### REQUIRED TASK
Repeat verbatim each line from the line with "Output the text content of this document." to the end of the entries. Pictures do not belong in the copy.

### Saved data entries
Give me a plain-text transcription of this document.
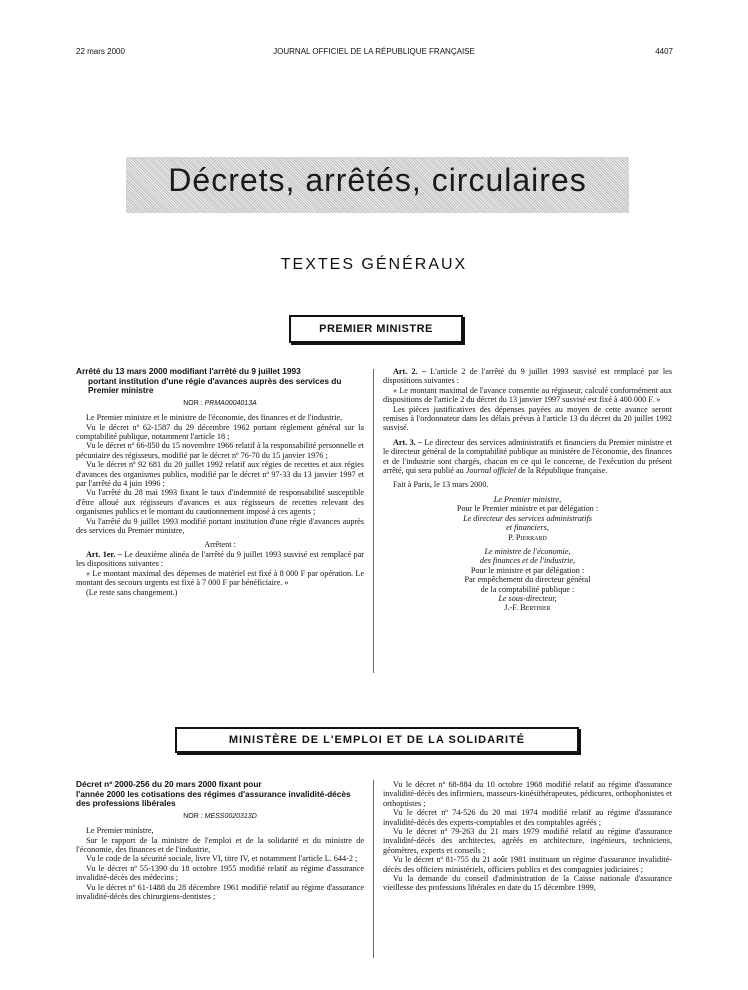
22 mars 2000	JOURNAL OFFICIEL DE LA RÉPUBLIQUE FRANÇAISE	4407
Décrets, arrêtés, circulaires
TEXTES GÉNÉRAUX
PREMIER MINISTRE
Arrêté du 13 mars 2000 modifiant l'arrêté du 9 juillet 1993
portant institution d'une régie d'avances auprès des services du Premier ministre
NOR : PRMA0004013A

Le Premier ministre et le ministre de l'économie, des finances et de l'industrie,

Vu le décret nº 62-1587 du 29 décembre 1962 portant règlement général sur la comptabilité publique, notamment l'article 18 ;

Vu le décret nº 66-850 du 15 novembre 1966 relatif à la responsabilité personnelle et pécuniaire des régisseurs, modifié par le décret nº 76-70 du 15 janvier 1976 ;

Vu le décret nº 92 681 du 20 juillet 1992 relatif aux régies de recettes et aux régies d'avances des organismes publics, modifié par le décret nº 97-33 du 13 janvier 1997 et par l'arrêté du 4 juin 1996 ;

Vu l'arrêté du 28 mai 1993 fixant le taux d'indemnité de responsabilité susceptible d'être alloué aux régisseurs d'avances et aux régisseurs de recettes relevant des organismes publics et le montant du cautionnement imposé à ces agents ;

Vu l'arrêté du 9 juillet 1993 modifié portant institution d'une régie d'avances auprès des services du Premier ministre,

Arrêtent :

Art. 1er. – Le deuxième alinéa de l'arrêté du 9 juillet 1993 susvisé est remplacé par les dispositions suivantes :

« Le montant maximal des dépenses de matériel est fixé à 8 000 F par opération. Le montant des secours urgents est fixé à 7 000 F par bénéficiaire. »

(Le reste sans changement.)

Art. 2. – L'article 2 de l'arrêté du 9 juillet 1993 susvisé est remplacé par les dispositions suivantes :

« Le montant maximal de l'avance consentie au régisseur, calculé conformément aux dispositions de l'article 2 du décret du 13 janvier 1997 susvisé est fixé à 400 000 F. »

Les pièces justificatives des dépenses payées au moyen de cette avance seront remises à l'ordonnateur dans les délais prévus à l'article 13 du décret du 20 juillet 1992 susvisé.

Art. 3. – Le directeur des services administratifs et financiers du Premier ministre et le directeur général de la comptabilité publique au ministère de l'économie, des finances et de l'industrie sont chargés, chacun en ce qui le concerne, de l'exécution du présent arrêté, qui sera publié au Journal officiel de la République française.

Fait à Paris, le 13 mars 2000.

Le Premier ministre,

Pour le Premier ministre et par délégation :

Le directeur des services administratifs

et financiers,

P. Pierrard

Le ministre de l'économie,

des finances et de l'industrie,

Pour le ministre et par délégation :

Par empêchement du directeur général

de la comptabilité publique :

Le sous-directeur,

J.-F. Berthier

MINISTÈRE DE L'EMPLOI ET DE LA SOLIDARITÉ
Décret nº 2000-256 du 20 mars 2000 fixant pour
l'année 2000 les cotisations des régimes d'assurance invalidité-décès des professions libérales
NOR : MESS0020313D

Le Premier ministre,

Sur le rapport de la ministre de l'emploi et de la solidarité et du ministre de l'économie, des finances et de l'industrie,

Vu le code de la sécurité sociale, livre VI, titre IV, et notamment l'article L. 644-2 ;

Vu le décret nº 55-1390 du 18 octobre 1955 modifié relatif au régime d'assurance invalidité-décès des médecins ;

Vu le décret nº 61-1488 du 28 décembre 1961 modifié relatif au régime d'assurance invalidité-décès des chirurgiens-dentistes ;

Vu le décret nº 68-884 du 10 octobre 1968 modifié relatif au régime d'assurance invalidité-décès des infirmiers, masseurs-kinésithérapeutes, pédicures, orthophonistes et orthoptistes ;

Vu le décret nº 74-526 du 20 mai 1974 modifié relatif au régime d'assurance invalidité-décès des experts-comptables et des comptables agréés ;

Vu le décret nº 79-263 du 21 mars 1979 modifié relatif au régime d'assurance invalidité-décès des architectes, agréés en architecture, ingénieurs, techniciens, géomètres, experts et conseils ;

Vu le décret nº 81-755 du 21 août 1981 instituant un régime d'assurance invalidité-décès des officiers ministériels, officiers publics et des compagnies judiciaires ;

Vu la demande du conseil d'administration de la Caisse nationale d'assurance vieillesse des professions libérales en date du 15 décembre 1999,
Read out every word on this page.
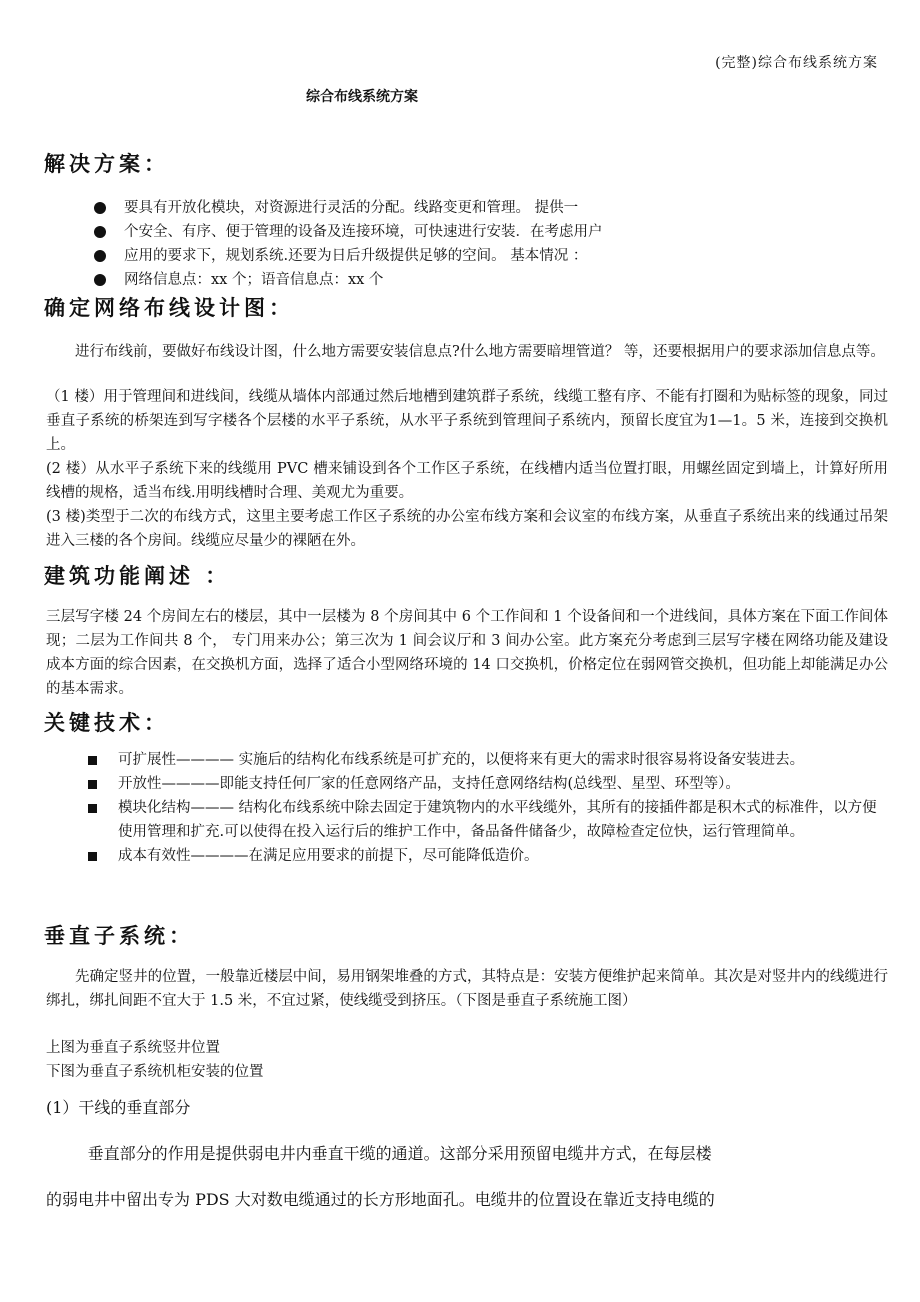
(完整)综合布线系统方案
综合布线系统方案
解决方案：
要具有开放化模块，对资源进行灵活的分配。线路变更和管理。 提供一
个安全、有序、便于管理的设备及连接环境，可快速进行安装．在考虑用户
应用的要求下，规划系统.还要为日后升级提供足够的空间。 基本情况 ：
网络信息点：xx 个；语音信息点：xx 个
确定网络布线设计图：
进行布线前，要做好布线设计图，什么地方需要安装信息点?什么地方需要暗埋管道？ 等，还要根据用户的要求添加信息点等。
（1 楼）用于管理间和进线间，线缆从墙体内部通过然后地槽到建筑群子系统，线缆工整有序、不能有打圈和为贴标签的现象，同过垂直子系统的桥架连到写字楼各个层楼的水平子系统，从水平子系统到管理间子系统内，预留长度宜为1—1。5 米，连接到交换机上。
(2 楼）从水平子系统下来的线缆用 PVC 槽来铺设到各个工作区子系统，在线槽内适当位置打眼，用螺丝固定到墙上，计算好所用线槽的规格，适当布线.用明线槽时合理、美观尤为重要。
(3 楼)类型于二次的布线方式，这里主要考虑工作区子系统的办公室布线方案和会议室的布线方案，从垂直子系统出来的线通过吊架进入三楼的各个房间。线缆应尽量少的裸陋在外。
建筑功能阐述 ：
三层写字楼 24 个房间左右的楼层，其中一层楼为 8 个房间其中 6 个工作间和 1 个设备间和一个进线间，具体方案在下面工作间体现；二层为工作间共 8 个， 专门用来办公；第三次为 1 间会议厅和 3 间办公室。此方案充分考虑到三层写字楼在网络功能及建设成本方面的综合因素，在交换机方面，选择了适合小型网络环境的 14 口交换机，价格定位在弱网管交换机，但功能上却能满足办公的基本需求。
关键技术：
可扩展性———— 实施后的结构化布线系统是可扩充的，以便将来有更大的需求时很容易将设备安装进去。
开放性————即能支持任何厂家的任意网络产品，支持任意网络结构(总线型、星型、环型等）。
模块化结构——— 结构化布线系统中除去固定于建筑物内的水平线缆外，其所有的接插件都是积木式的标准件，以方便使用管理和扩充.可以使得在投入运行后的维护工作中，备品备件储备少，故障检查定位快，运行管理简单。
成本有效性————在满足应用要求的前提下，尽可能降低造价。
垂直子系统：
先确定竖井的位置，一般靠近楼层中间，易用钢架堆叠的方式，其特点是：安装方便维护起来简单。其次是对竖井内的线缆进行绑扎，绑扎间距不宜大于 1.5 米，不宜过紧，使线缆受到挤压。（下图是垂直子系统施工图）
上图为垂直子系统竖井位置
下图为垂直子系统机柜安装的位置
(1）干线的垂直部分
垂直部分的作用是提供弱电井内垂直干缆的通道。这部分采用预留电缆井方式，在每层楼
的弱电井中留出专为 PDS 大对数电缆通过的长方形地面孔。电缆井的位置设在靠近支持电缆的
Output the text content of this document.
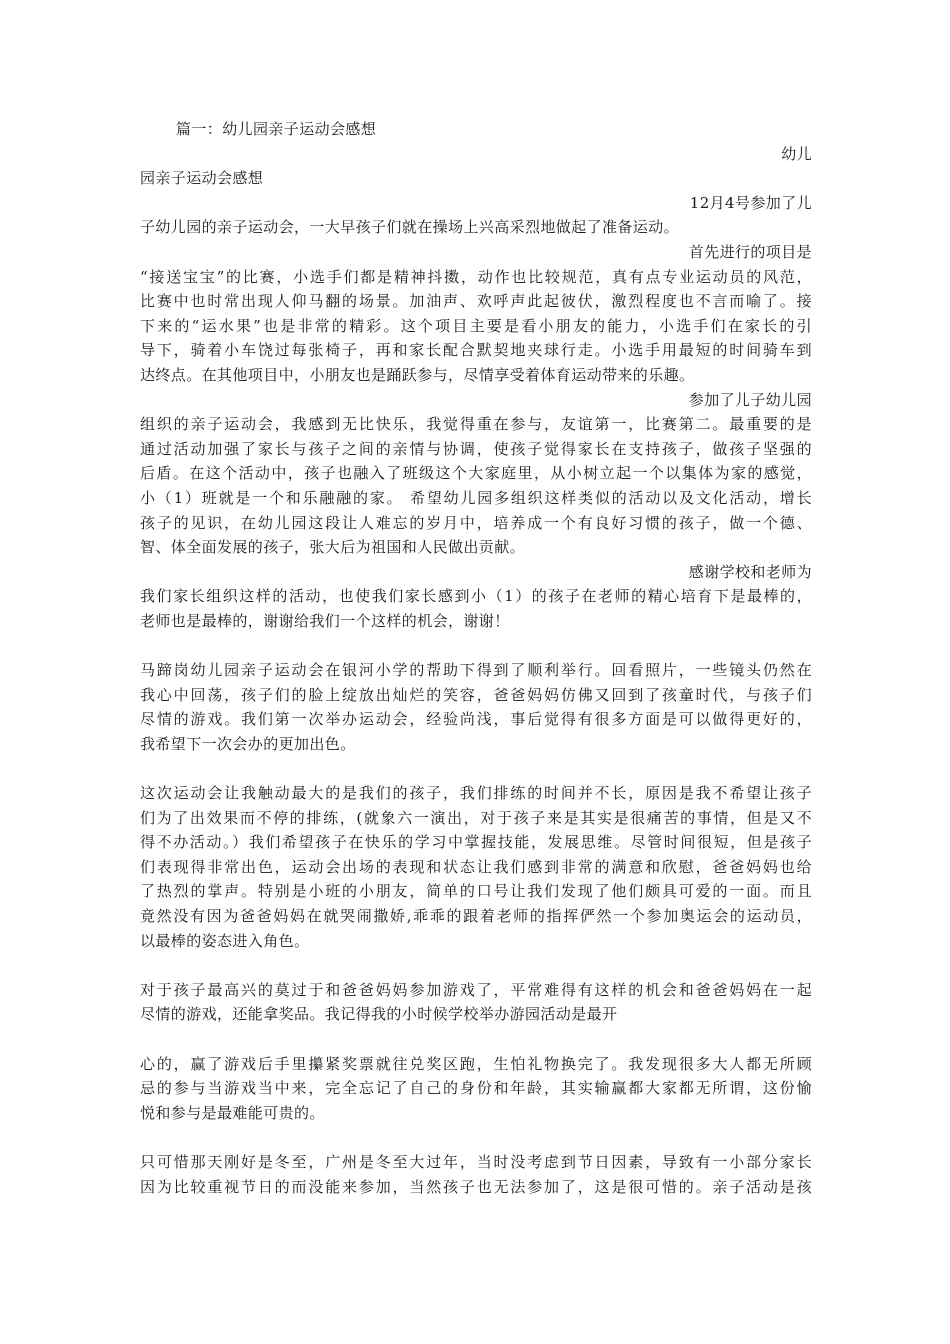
篇一：幼儿园亲子运动会感想
幼儿
园亲子运动会感想
12月4号参加了儿
子幼儿园的亲子运动会，一大早孩子们就在操场上兴高采烈地做起了准备运动。
首先进行的项目是
“接送宝宝”的比赛，小选手们都是精神抖擞，动作也比较规范，真有点专业运动员的风范，
比赛中也时常出现人仰马翻的场景。加油声、欢呼声此起彼伏，激烈程度也不言而喻了。接
下来的“运水果”也是非常的精彩。这个项目主要是看小朋友的能力，小选手们在家长的引
导下，骑着小车饶过每张椅子，再和家长配合默契地夹球行走。小选手用最短的时间骑车到
达终点。在其他项目中，小朋友也是踊跃参与，尽情享受着体育运动带来的乐趣。
参加了儿子幼儿园
组织的亲子运动会，我感到无比快乐，我觉得重在参与，友谊第一，比赛第二。最重要的是
通过活动加强了家长与孩子之间的亲情与协调，使孩子觉得家长在支持孩子，做孩子坚强的
后盾。在这个活动中，孩子也融入了班级这个大家庭里，从小树立起一个以集体为家的感觉，
小（1）班就是一个和乐融融的家。 希望幼儿园多组织这样类似的活动以及文化活动，增长
孩子的见识，在幼儿园这段让人难忘的岁月中，培养成一个有良好习惯的孩子，做一个德、
智、体全面发展的孩子，张大后为祖国和人民做出贡献。
感谢学校和老师为
我们家长组织这样的活动，也使我们家长感到小（1）的孩子在老师的精心培育下是最棒的，
老师也是最棒的，谢谢给我们一个这样的机会，谢谢！
马蹄岗幼儿园亲子运动会在银河小学的帮助下得到了顺利举行。回看照片，一些镜头仍然在
我心中回荡，孩子们的脸上绽放出灿烂的笑容，爸爸妈妈仿佛又回到了孩童时代，与孩子们
尽情的游戏。我们第一次举办运动会，经验尚浅，事后觉得有很多方面是可以做得更好的，
我希望下一次会办的更加出色。
这次运动会让我触动最大的是我们的孩子，我们排练的时间并不长，原因是我不希望让孩子
们为了出效果而不停的排练，(就象六一演出，对于孩子来是其实是很痛苦的事情，但是又不
得不办活动。）我们希望孩子在快乐的学习中掌握技能，发展思维。尽管时间很短，但是孩子
们表现得非常出色，运动会出场的表现和状态让我们感到非常的满意和欣慰，爸爸妈妈也给
了热烈的掌声。特别是小班的小朋友，简单的口号让我们发现了他们颇具可爱的一面。而且
竟然没有因为爸爸妈妈在就哭闹撒娇,乖乖的跟着老师的指挥俨然一个参加奥运会的运动员，
以最棒的姿态进入角色。
对于孩子最高兴的莫过于和爸爸妈妈参加游戏了，平常难得有这样的机会和爸爸妈妈在一起
尽情的游戏，还能拿奖品。我记得我的小时候学校举办游园活动是最开
心的，赢了游戏后手里攥紧奖票就往兑奖区跑，生怕礼物换完了。我发现很多大人都无所顾
忌的参与当游戏当中来，完全忘记了自己的身份和年龄，其实输赢都大家都无所谓，这份愉
悦和参与是最难能可贵的。
只可惜那天刚好是冬至，广州是冬至大过年，当时没考虑到节日因素，导致有一小部分家长
因为比较重视节日的而没能来参加，当然孩子也无法参加了，这是很可惜的。亲子活动是孩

### CORRECT OUTPUT
Output the text content of this document.
篇一：幼儿园亲子运动会感想
幼儿
园亲子运动会感想
12月4号参加了儿
子幼儿园的亲子运动会，一大早孩子们就在操场上兴高采烈地做起了准备运动。
首先进行的项目是
“接送宝宝”的比赛，小选手们都是精神抖擞，动作也比较规范，真有点专业运动员的风范，
比赛中也时常出现人仰马翻的场景。加油声、欢呼声此起彼伏，激烈程度也不言而喻了。接
下来的“运水果”也是非常的精彩。这个项目主要是看小朋友的能力，小选手们在家长的引
导下，骑着小车饶过每张椅子，再和家长配合默契地夹球行走。小选手用最短的时间骑车到
达终点。在其他项目中，小朋友也是踊跃参与，尽情享受着体育运动带来的乐趣。
参加了儿子幼儿园
组织的亲子运动会，我感到无比快乐，我觉得重在参与，友谊第一，比赛第二。最重要的是
通过活动加强了家长与孩子之间的亲情与协调，使孩子觉得家长在支持孩子，做孩子坚强的
后盾。在这个活动中，孩子也融入了班级这个大家庭里，从小树立起一个以集体为家的感觉，
小（1）班就是一个和乐融融的家。 希望幼儿园多组织这样类似的活动以及文化活动，增长
孩子的见识，在幼儿园这段让人难忘的岁月中，培养成一个有良好习惯的孩子，做一个德、
智、体全面发展的孩子，张大后为祖国和人民做出贡献。
感谢学校和老师为
我们家长组织这样的活动，也使我们家长感到小（1）的孩子在老师的精心培育下是最棒的，
老师也是最棒的，谢谢给我们一个这样的机会，谢谢！
马蹄岗幼儿园亲子运动会在银河小学的帮助下得到了顺利举行。回看照片，一些镜头仍然在
我心中回荡，孩子们的脸上绽放出灿烂的笑容，爸爸妈妈仿佛又回到了孩童时代，与孩子们
尽情的游戏。我们第一次举办运动会，经验尚浅，事后觉得有很多方面是可以做得更好的，
我希望下一次会办的更加出色。
这次运动会让我触动最大的是我们的孩子，我们排练的时间并不长，原因是我不希望让孩子
们为了出效果而不停的排练，(就象六一演出，对于孩子来是其实是很痛苦的事情，但是又不
得不办活动。）我们希望孩子在快乐的学习中掌握技能，发展思维。尽管时间很短，但是孩子
们表现得非常出色，运动会出场的表现和状态让我们感到非常的满意和欣慰，爸爸妈妈也给
了热烈的掌声。特别是小班的小朋友，简单的口号让我们发现了他们颇具可爱的一面。而且
竟然没有因为爸爸妈妈在就哭闹撒娇,乖乖的跟着老师的指挥俨然一个参加奥运会的运动员，
以最棒的姿态进入角色。
对于孩子最高兴的莫过于和爸爸妈妈参加游戏了，平常难得有这样的机会和爸爸妈妈在一起
尽情的游戏，还能拿奖品。我记得我的小时候学校举办游园活动是最开
心的，赢了游戏后手里攥紧奖票就往兑奖区跑，生怕礼物换完了。我发现很多大人都无所顾
忌的参与当游戏当中来，完全忘记了自己的身份和年龄，其实输赢都大家都无所谓，这份愉
悦和参与是最难能可贵的。
只可惜那天刚好是冬至，广州是冬至大过年，当时没考虑到节日因素，导致有一小部分家长
因为比较重视节日的而没能来参加，当然孩子也无法参加了，这是很可惜的。亲子活动是孩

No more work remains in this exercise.